THE TASK — From the listing, collect all lines containing the word "this".

DATA PROVIDED —
|---|

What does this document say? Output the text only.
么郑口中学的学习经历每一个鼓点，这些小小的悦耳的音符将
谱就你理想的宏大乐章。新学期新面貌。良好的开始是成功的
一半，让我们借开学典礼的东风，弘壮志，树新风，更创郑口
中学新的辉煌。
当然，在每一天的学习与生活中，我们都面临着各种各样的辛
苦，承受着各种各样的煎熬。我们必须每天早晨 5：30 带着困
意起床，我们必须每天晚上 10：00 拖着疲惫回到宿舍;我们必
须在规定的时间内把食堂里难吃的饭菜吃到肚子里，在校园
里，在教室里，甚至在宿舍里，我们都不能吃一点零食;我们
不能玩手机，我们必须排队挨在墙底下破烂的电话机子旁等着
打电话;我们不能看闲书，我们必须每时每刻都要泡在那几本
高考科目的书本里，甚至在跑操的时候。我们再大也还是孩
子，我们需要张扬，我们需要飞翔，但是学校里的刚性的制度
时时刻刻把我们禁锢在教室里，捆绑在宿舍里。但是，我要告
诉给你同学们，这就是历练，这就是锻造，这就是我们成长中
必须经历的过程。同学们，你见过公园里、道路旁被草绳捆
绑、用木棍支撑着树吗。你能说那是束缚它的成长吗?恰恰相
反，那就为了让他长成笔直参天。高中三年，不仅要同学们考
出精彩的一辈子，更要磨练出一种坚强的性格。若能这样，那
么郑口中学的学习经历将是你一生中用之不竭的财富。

|---|

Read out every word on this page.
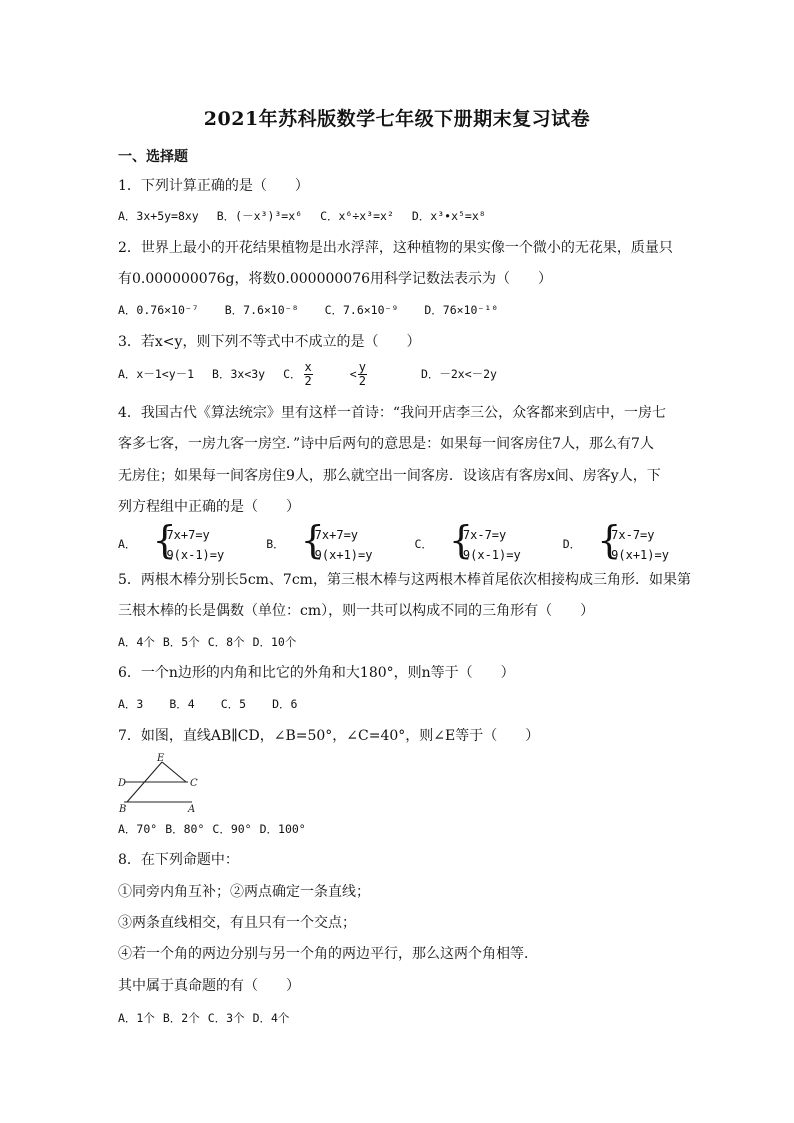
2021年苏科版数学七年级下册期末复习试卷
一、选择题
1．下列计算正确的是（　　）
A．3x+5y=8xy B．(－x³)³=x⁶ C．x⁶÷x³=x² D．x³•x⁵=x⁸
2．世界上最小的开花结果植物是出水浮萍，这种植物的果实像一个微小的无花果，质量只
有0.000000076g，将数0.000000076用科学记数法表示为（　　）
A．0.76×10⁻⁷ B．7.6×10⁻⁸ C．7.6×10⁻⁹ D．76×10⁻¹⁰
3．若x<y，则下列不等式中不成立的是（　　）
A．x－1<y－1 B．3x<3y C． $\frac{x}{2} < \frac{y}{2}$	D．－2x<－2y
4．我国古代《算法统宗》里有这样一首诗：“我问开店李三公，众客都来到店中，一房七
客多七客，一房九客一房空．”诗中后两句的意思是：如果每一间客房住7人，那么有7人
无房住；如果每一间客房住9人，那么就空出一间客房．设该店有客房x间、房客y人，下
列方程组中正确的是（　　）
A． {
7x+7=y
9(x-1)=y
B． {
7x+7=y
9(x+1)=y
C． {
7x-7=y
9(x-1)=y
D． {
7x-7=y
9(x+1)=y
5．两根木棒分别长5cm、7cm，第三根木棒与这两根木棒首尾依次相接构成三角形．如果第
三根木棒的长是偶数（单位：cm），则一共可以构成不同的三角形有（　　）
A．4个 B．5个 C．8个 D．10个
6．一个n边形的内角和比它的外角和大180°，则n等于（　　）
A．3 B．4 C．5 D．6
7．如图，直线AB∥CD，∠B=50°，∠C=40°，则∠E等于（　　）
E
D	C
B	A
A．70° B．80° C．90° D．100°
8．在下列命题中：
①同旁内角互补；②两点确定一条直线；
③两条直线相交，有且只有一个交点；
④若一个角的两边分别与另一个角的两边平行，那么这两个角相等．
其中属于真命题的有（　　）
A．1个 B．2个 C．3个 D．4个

|---|

EXERCISE RESULT —
What does this document say? Output the text only.
Read out every word on this page.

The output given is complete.